→ Given problem
Exactly reproduce the lines from the line that has "Transcribe the text in this document." down to the last line of the entries, inclusive.

-- Start of Entries shown --

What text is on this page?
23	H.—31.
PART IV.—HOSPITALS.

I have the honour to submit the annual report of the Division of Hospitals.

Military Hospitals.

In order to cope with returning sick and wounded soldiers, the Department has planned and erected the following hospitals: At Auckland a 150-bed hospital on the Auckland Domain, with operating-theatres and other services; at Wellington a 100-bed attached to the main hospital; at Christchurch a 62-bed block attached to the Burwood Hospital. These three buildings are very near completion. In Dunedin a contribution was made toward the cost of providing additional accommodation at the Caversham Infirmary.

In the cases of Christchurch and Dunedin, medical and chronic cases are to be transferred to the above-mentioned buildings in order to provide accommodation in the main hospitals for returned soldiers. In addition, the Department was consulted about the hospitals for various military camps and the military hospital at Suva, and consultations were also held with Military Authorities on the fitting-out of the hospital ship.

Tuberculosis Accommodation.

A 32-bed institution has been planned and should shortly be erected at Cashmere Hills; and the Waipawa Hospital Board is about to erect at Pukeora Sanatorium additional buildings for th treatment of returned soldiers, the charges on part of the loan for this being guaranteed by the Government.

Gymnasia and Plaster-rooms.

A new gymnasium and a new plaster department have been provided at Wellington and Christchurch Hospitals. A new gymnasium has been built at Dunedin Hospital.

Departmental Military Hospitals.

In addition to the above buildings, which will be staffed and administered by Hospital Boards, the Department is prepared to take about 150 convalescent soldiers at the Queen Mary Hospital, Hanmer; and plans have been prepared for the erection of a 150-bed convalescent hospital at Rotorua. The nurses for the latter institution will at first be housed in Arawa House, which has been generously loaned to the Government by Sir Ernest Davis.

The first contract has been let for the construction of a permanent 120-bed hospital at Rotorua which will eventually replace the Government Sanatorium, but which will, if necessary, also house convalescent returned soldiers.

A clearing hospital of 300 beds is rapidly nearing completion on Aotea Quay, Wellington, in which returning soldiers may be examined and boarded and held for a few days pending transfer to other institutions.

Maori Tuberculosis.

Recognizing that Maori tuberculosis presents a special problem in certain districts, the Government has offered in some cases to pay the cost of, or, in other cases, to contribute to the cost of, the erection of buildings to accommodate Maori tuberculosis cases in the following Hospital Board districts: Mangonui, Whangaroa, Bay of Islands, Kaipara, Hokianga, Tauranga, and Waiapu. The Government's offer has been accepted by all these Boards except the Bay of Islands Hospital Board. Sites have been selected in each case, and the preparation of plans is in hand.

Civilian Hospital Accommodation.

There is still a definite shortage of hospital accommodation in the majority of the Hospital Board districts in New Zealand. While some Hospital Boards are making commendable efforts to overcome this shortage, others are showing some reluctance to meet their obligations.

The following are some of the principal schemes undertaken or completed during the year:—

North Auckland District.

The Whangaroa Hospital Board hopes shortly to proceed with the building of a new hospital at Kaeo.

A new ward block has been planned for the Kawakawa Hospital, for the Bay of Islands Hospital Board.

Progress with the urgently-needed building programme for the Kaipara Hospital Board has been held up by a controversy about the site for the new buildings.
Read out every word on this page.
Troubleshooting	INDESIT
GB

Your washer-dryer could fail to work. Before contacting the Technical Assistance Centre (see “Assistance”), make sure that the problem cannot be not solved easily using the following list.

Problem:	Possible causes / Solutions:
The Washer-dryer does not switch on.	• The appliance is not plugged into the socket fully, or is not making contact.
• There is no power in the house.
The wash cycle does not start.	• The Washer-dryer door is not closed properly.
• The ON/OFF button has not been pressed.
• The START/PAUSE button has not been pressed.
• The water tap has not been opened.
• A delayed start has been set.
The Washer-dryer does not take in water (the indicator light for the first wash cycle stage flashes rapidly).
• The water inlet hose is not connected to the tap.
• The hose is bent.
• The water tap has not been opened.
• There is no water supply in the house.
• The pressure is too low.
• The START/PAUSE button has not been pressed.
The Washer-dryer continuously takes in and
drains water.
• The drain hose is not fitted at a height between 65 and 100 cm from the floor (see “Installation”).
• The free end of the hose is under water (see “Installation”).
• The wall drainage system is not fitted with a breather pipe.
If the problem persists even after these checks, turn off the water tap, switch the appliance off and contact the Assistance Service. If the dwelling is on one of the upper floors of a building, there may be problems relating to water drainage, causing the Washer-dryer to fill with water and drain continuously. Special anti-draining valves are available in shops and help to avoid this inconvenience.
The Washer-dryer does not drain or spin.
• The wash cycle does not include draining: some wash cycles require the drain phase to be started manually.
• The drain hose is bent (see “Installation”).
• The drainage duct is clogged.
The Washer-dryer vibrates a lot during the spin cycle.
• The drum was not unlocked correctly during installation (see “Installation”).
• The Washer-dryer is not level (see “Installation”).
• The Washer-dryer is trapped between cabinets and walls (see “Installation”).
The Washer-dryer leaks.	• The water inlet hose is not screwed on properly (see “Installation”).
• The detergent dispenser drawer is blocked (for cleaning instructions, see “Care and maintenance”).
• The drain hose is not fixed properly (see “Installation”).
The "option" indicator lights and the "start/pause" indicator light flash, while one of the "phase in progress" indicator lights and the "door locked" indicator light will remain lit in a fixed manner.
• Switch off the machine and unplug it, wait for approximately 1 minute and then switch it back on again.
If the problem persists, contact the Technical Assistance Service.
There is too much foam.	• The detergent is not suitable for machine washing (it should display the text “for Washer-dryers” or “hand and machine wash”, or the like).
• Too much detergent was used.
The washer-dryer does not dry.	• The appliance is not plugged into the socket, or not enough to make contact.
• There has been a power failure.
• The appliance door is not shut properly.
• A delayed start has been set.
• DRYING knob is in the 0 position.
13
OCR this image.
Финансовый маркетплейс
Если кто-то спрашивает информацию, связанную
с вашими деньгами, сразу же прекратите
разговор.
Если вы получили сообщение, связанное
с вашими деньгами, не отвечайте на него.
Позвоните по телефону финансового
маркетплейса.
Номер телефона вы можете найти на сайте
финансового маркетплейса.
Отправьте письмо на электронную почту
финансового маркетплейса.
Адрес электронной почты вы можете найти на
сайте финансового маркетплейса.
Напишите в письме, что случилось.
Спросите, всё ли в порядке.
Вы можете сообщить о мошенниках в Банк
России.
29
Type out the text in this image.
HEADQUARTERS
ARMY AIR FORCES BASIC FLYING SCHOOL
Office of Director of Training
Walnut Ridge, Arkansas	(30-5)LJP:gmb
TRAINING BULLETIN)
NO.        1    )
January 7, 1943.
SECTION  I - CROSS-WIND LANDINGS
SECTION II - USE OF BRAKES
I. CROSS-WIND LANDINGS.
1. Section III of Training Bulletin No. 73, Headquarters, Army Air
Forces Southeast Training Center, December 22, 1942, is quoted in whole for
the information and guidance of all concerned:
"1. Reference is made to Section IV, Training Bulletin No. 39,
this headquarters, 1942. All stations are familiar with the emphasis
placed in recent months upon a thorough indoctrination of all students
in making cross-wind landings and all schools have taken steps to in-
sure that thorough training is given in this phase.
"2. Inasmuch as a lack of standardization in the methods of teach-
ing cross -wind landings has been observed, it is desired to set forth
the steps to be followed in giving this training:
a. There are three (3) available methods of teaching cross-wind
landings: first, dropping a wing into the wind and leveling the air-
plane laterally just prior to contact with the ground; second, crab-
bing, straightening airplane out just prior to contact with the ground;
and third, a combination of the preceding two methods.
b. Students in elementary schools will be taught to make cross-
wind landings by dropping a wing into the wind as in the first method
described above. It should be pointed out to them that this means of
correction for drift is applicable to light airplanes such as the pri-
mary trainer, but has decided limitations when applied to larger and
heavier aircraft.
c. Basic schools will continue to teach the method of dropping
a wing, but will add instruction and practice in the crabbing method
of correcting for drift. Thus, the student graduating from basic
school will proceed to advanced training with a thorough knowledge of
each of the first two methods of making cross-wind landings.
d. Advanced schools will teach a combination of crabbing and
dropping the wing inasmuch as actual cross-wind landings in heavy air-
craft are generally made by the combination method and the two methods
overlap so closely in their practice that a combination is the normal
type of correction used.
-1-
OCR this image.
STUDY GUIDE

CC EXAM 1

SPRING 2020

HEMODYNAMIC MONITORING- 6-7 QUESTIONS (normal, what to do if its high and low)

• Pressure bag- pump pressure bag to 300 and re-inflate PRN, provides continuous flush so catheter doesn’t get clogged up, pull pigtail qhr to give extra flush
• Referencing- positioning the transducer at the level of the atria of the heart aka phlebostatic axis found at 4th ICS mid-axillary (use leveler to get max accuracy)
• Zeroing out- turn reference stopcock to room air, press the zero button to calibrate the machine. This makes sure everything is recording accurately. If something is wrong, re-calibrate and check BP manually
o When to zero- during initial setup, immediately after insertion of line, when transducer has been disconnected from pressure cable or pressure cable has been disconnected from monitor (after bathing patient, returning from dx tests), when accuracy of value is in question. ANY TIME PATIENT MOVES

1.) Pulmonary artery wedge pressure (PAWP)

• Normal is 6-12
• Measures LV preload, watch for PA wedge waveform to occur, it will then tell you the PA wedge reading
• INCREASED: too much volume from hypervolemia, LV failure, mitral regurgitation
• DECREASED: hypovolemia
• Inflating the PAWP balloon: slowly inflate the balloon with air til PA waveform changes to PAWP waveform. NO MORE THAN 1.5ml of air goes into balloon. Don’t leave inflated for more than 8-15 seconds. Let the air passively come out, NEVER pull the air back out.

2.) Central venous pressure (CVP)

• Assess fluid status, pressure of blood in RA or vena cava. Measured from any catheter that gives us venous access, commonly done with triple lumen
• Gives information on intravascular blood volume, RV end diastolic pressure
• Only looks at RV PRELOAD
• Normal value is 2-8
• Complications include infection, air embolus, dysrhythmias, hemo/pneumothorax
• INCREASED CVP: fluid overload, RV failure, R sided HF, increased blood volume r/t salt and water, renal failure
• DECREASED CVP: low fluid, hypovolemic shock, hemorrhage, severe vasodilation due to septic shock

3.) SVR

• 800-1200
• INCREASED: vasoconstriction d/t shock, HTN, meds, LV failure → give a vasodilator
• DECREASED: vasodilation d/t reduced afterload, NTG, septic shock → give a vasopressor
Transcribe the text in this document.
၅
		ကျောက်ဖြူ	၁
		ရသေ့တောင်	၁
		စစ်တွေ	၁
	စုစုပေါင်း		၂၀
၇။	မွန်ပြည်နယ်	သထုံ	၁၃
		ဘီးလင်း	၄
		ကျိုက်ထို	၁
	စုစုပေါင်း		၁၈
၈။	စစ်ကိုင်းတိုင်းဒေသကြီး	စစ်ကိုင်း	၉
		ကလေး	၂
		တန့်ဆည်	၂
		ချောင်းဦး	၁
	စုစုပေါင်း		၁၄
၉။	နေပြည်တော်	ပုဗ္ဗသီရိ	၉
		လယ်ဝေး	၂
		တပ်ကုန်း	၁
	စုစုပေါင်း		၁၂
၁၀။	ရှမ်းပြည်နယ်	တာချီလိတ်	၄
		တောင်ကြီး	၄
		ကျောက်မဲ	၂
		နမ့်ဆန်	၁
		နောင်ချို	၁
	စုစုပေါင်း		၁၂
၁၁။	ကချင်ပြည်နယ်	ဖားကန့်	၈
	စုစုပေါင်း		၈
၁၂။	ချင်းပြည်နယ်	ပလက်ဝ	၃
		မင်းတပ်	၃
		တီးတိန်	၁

-- End of Entries shown --

→ Full output
Transcribe the text in this document.
၅
		ကျောက်ဖြူ	၁
		ရသေ့တောင်	၁
		စစ်တွေ	၁
	စုစုပေါင်း		၂၀
၇။	မွန်ပြည်နယ်	သထုံ	၁၃
		ဘီးလင်း	၄
		ကျိုက်ထို	၁
	စုစုပေါင်း		၁၈
၈။	စစ်ကိုင်းတိုင်းဒေသကြီး	စစ်ကိုင်း	၉
		ကလေး	၂
		တန့်ဆည်	၂
		ချောင်းဦး	၁
	စုစုပေါင်း		၁၄
၉။	နေပြည်တော်	ပုဗ္ဗသီရိ	၉
		လယ်ဝေး	၂
		တပ်ကုန်း	၁
	စုစုပေါင်း		၁၂
၁၀။	ရှမ်းပြည်နယ်	တာချီလိတ်	၄
		တောင်ကြီး	၄
		ကျောက်မဲ	၂
		နမ့်ဆန်	၁
		နောင်ချို	၁
	စုစုပေါင်း		၁၂
၁၁။	ကချင်ပြည်နယ်	ဖားကန့်	၈
	စုစုပေါင်း		၈
၁၂။	ချင်းပြည်နယ်	ပလက်ဝ	၃
		မင်းတပ်	၃
		တီးတိန်	၁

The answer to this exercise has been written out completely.